[TASK DETAILS]
Every line that holds "annotation" should be shown.

━━━━━ EXERCISE MATERIALS

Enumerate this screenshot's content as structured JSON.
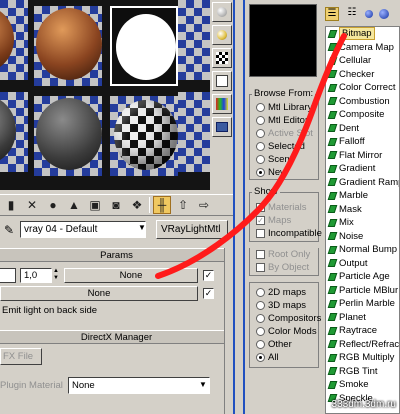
{
  "material_editor": {
    "side_buttons": [
      "sample-type-icon",
      "backlight-icon",
      "background-icon",
      "uv-tiling-icon",
      "video-color-check-icon",
      "make-preview-icon"
    ],
    "toolbar": {
      "buttons": [
        "get-material-icon",
        "put-to-scene-icon",
        "assign-to-selection-icon",
        "reset-map-icon",
        "copy-material-icon",
        "make-unique-icon",
        "put-to-library-icon",
        "material-id-icon",
        "show-in-viewport-icon",
        "show-end-result-icon",
        "go-to-parent-icon",
        "go-forward-to-sibling-icon"
      ],
      "active_button": "show-end-result-icon"
    },
    "material_name": "vray 04 - Default",
    "material_type": "VRayLightMtl",
    "params": {
      "rollout_title": "Params",
      "multiplier": "1,0",
      "map_button_1": "None",
      "map_button_2": "None",
      "emit_back_label": "Emit light on back side"
    },
    "directx": {
      "rollout_title": "DirectX Manager",
      "fx_file_label": "FX File",
      "plugin_label": "Plugin Material",
      "plugin_value": "None"
    }
  },
  "browser": {
    "browse_from": {
      "title": "Browse From:",
      "options": [
        "Mtl Library",
        "Mtl Editor",
        "Active Slot",
        "Selected",
        "Scene",
        "New"
      ],
      "selected": "New",
      "disabled": [
        "Active Slot"
      ]
    },
    "show": {
      "title": "Show",
      "options": [
        {
          "label": "Materials",
          "checked": false,
          "disabled": true
        },
        {
          "label": "Maps",
          "checked": true,
          "disabled": true
        },
        {
          "label": "Incompatible",
          "checked": false,
          "disabled": false
        }
      ]
    },
    "root": {
      "options": [
        {
          "label": "Root Only",
          "disabled": true
        },
        {
          "label": "By Object",
          "disabled": true
        }
      ]
    },
    "map_filter": {
      "options": [
        "2D maps",
        "3D maps",
        "Compositors",
        "Color Mods",
        "Other",
        "All"
      ],
      "selected": "All"
    },
    "list_toolbar": [
      "view-list-text-icon",
      "view-list-icons-icon",
      "view-small-icons-icon",
      "view-large-icons-icon"
    ],
    "map_list": [
      "Bitmap",
      "Camera Map",
      "Cellular",
      "Checker",
      "Color Correct",
      "Combustion",
      "Composite",
      "Dent",
      "Falloff",
      "Flat Mirror",
      "Gradient",
      "Gradient Ramp",
      "Marble",
      "Mask",
      "Mix",
      "Noise",
      "Normal Bump",
      "Output",
      "Particle Age",
      "Particle MBlur",
      "Perlin Marble",
      "Planet",
      "Raytrace",
      "Reflect/Refract",
      "RGB Multiply",
      "RGB Tint",
      "Smoke",
      "Speckle"
    ],
    "selected_map": "Bitmap"
  },
  "watermark": "333dm.3dm.ru",
  "colors": {
    "panel": "#d4d0c8",
    "selection": "#f5e79e",
    "map_icon": "#1f9a34",
    "annotation": "#ff1b1b",
    "divider": "#2050c0"
  }
}
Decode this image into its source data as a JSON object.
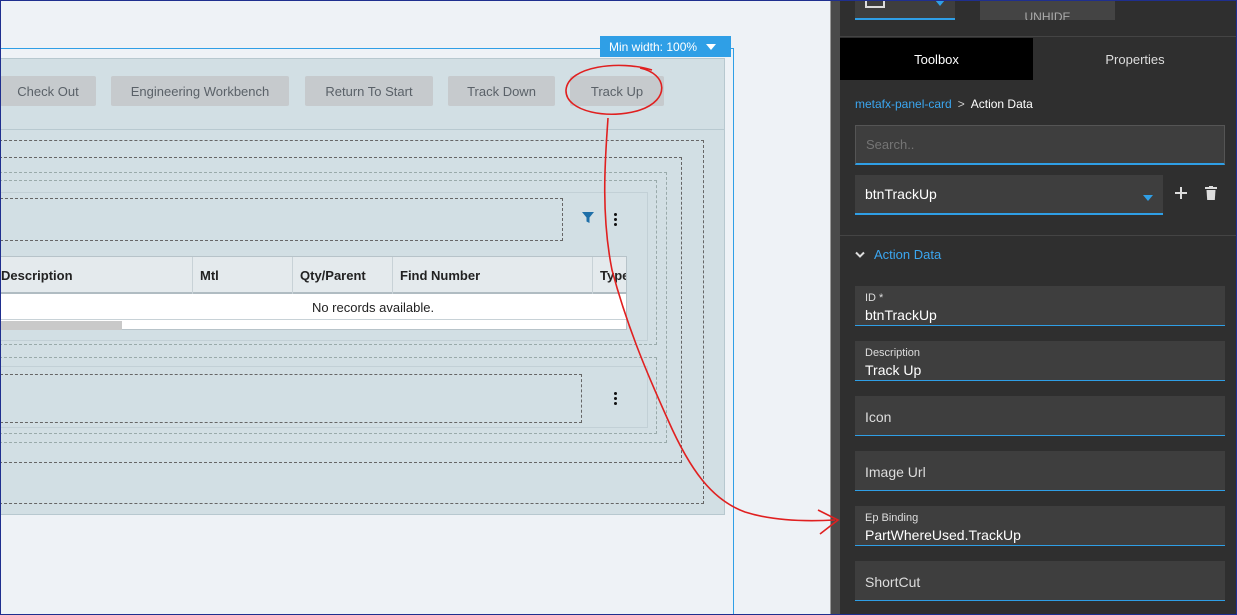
{
  "canvas": {
    "min_width_badge": "Min width: 100%",
    "toolbar_buttons": [
      "Check Out",
      "Engineering Workbench",
      "Return To Start",
      "Track Down",
      "Track Up"
    ],
    "grid": {
      "columns": [
        "Description",
        "Mtl",
        "Qty/Parent",
        "Find Number",
        "Type"
      ],
      "empty_message": "No records available."
    }
  },
  "panel": {
    "top_button": "UNHIDE",
    "tabs": [
      "Toolbox",
      "Properties"
    ],
    "breadcrumb": {
      "parent": "metafx-panel-card",
      "separator": ">",
      "current": "Action Data"
    },
    "search_placeholder": "Search..",
    "selected_action": "btnTrackUp",
    "section_title": "Action Data",
    "fields": {
      "id": {
        "label": "ID *",
        "value": "btnTrackUp"
      },
      "description": {
        "label": "Description",
        "value": "Track Up"
      },
      "icon": {
        "label": "Icon"
      },
      "image_url": {
        "label": "Image Url"
      },
      "ep_binding": {
        "label": "Ep Binding",
        "value": "PartWhereUsed.TrackUp"
      },
      "shortcut": {
        "label": "ShortCut"
      }
    }
  },
  "colors": {
    "accent": "#2f9fe6",
    "annotation": "#e02020",
    "panel_bg": "#2f2f2f"
  }
}
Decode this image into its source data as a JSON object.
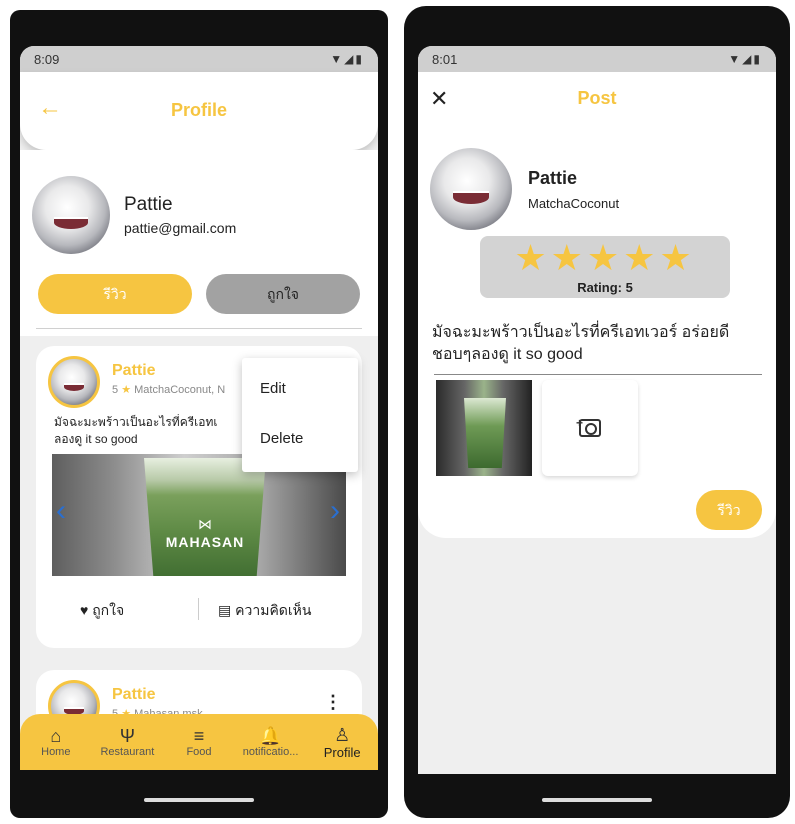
{
  "left": {
    "status": {
      "time": "8:09",
      "icons": "▼◢▮"
    },
    "appbar": {
      "title": "Profile"
    },
    "profile": {
      "name": "Pattie",
      "email": "pattie@gmail.com"
    },
    "tabs": {
      "review": "รีวิว",
      "like": "ถูกใจ"
    },
    "post1": {
      "name": "Pattie",
      "rating": "5",
      "meta": "MatchaCoconut, N",
      "text_line1": "มัจฉะมะพร้าวเป็นอะไรที่ครีเอทเ",
      "text_line2": "ลองดู it so good",
      "image_brand": "MAHASAN",
      "image_mark": "⋈",
      "like_label": "ถูกใจ",
      "comment_label": "ความคิดเห็น"
    },
    "menu": {
      "edit": "Edit",
      "delete": "Delete"
    },
    "post2": {
      "name": "Pattie",
      "rating": "5",
      "meta": "Mahasan.msk"
    },
    "nav": [
      {
        "icon": "⌂",
        "label": "Home"
      },
      {
        "icon": "Ψ",
        "label": "Restaurant"
      },
      {
        "icon": "≡",
        "label": "Food"
      },
      {
        "icon": "🔔",
        "label": "notificatio..."
      },
      {
        "icon": "♙",
        "label": "Profile"
      }
    ]
  },
  "right": {
    "status": {
      "time": "8:01",
      "icons": "▼◢▮"
    },
    "appbar": {
      "title": "Post"
    },
    "author": {
      "name": "Pattie",
      "username": "MatchaCoconut"
    },
    "rating": {
      "stars": "★★★★★",
      "label": "Rating: 5",
      "value": 5
    },
    "review_text": "มัจฉะมะพร้าวเป็นอะไรที่ครีเอทเวอร์ อร่อยดีชอบๆลองดู it so good",
    "submit_label": "รีวิว"
  },
  "colors": {
    "accent": "#f6c541",
    "grey_button": "#a2a2a2"
  }
}
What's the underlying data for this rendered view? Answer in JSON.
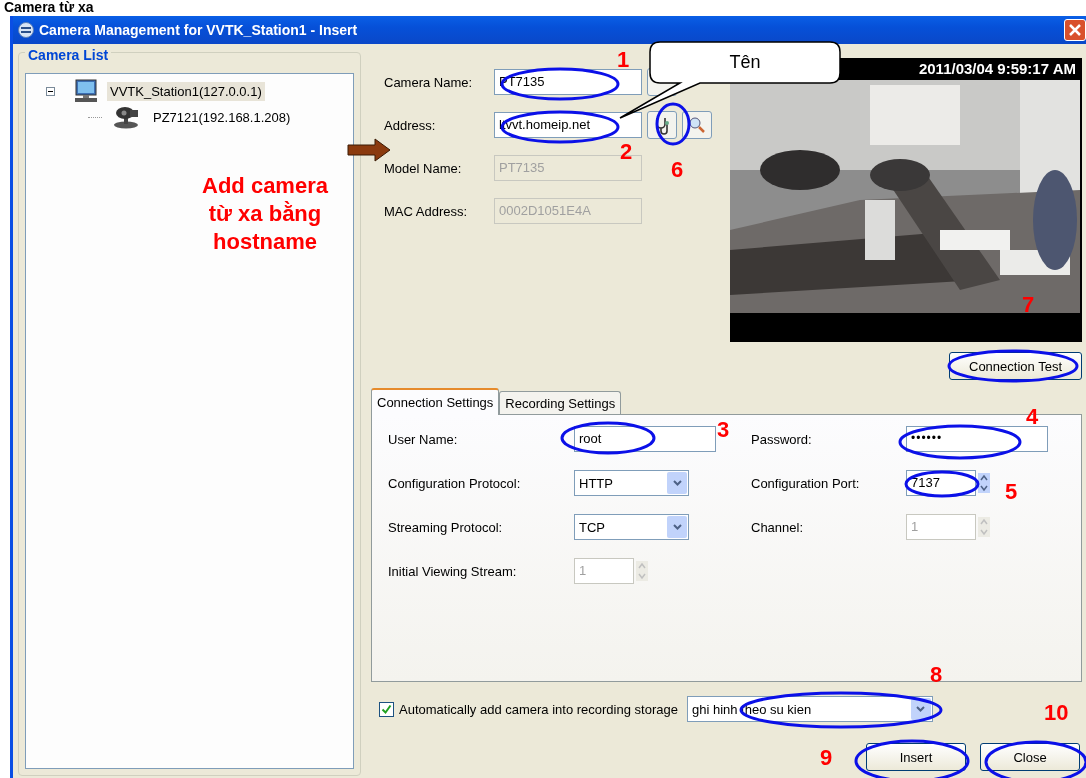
{
  "heading": "Camera từ xa",
  "window": {
    "title": "Camera Management for VVTK_Station1 - Insert"
  },
  "camera_list": {
    "title": "Camera List",
    "tree": [
      {
        "label": "VVTK_Station1(127.0.0.1)",
        "kind": "station",
        "selected": true,
        "expanded": true,
        "children": [
          {
            "label": "PZ7121(192.168.1.208)",
            "kind": "camera",
            "selected": false
          }
        ]
      }
    ]
  },
  "fields": [
    {
      "label": "Camera Name:",
      "value": "PT7135",
      "disabled": false,
      "kind": "browse"
    },
    {
      "label": "Address:",
      "value": "ltvvt.homeip.net",
      "disabled": false,
      "kind": "address"
    },
    {
      "label": "Model Name:",
      "value": "PT7135",
      "disabled": true,
      "kind": "plain"
    },
    {
      "label": "MAC Address:",
      "value": "0002D1051E4A",
      "disabled": true,
      "kind": "plain"
    }
  ],
  "preview": {
    "timestamp": "2011/03/04 9:59:17 AM"
  },
  "connection_test": "Connection Test",
  "tabs": [
    {
      "label": "Connection Settings",
      "selected": true
    },
    {
      "label": "Recording Settings",
      "selected": false
    }
  ],
  "settings_left": [
    {
      "label": "User Name:",
      "kind": "text",
      "value": "root",
      "disabled": false
    },
    {
      "label": "Configuration Protocol:",
      "kind": "combo",
      "value": "HTTP",
      "disabled": false
    },
    {
      "label": "Streaming Protocol:",
      "kind": "combo",
      "value": "TCP",
      "disabled": false
    },
    {
      "label": "Initial Viewing Stream:",
      "kind": "spin",
      "value": "1",
      "disabled": true
    }
  ],
  "settings_right": [
    {
      "label": "Password:",
      "kind": "password",
      "value": "••••••",
      "disabled": false
    },
    {
      "label": "Configuration Port:",
      "kind": "spin",
      "value": "7137",
      "disabled": false
    },
    {
      "label": "Channel:",
      "kind": "spin",
      "value": "1",
      "disabled": true
    }
  ],
  "auto_add": {
    "label": "Automatically add camera into recording storage",
    "checked": true,
    "storage": "ghi hinh theo su kien"
  },
  "buttons": [
    "Insert",
    "Close"
  ],
  "callout": "Tên",
  "note": "Add camera từ xa bằng hostname",
  "markers": [
    "1",
    "2",
    "3",
    "4",
    "5",
    "6",
    "7",
    "8",
    "9",
    "10"
  ]
}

━━━━━━━━━━

[SOLUTION TO THIS EXERCISE]
    "annotation": "#ff1b1b",
    "annotation": "#e02020",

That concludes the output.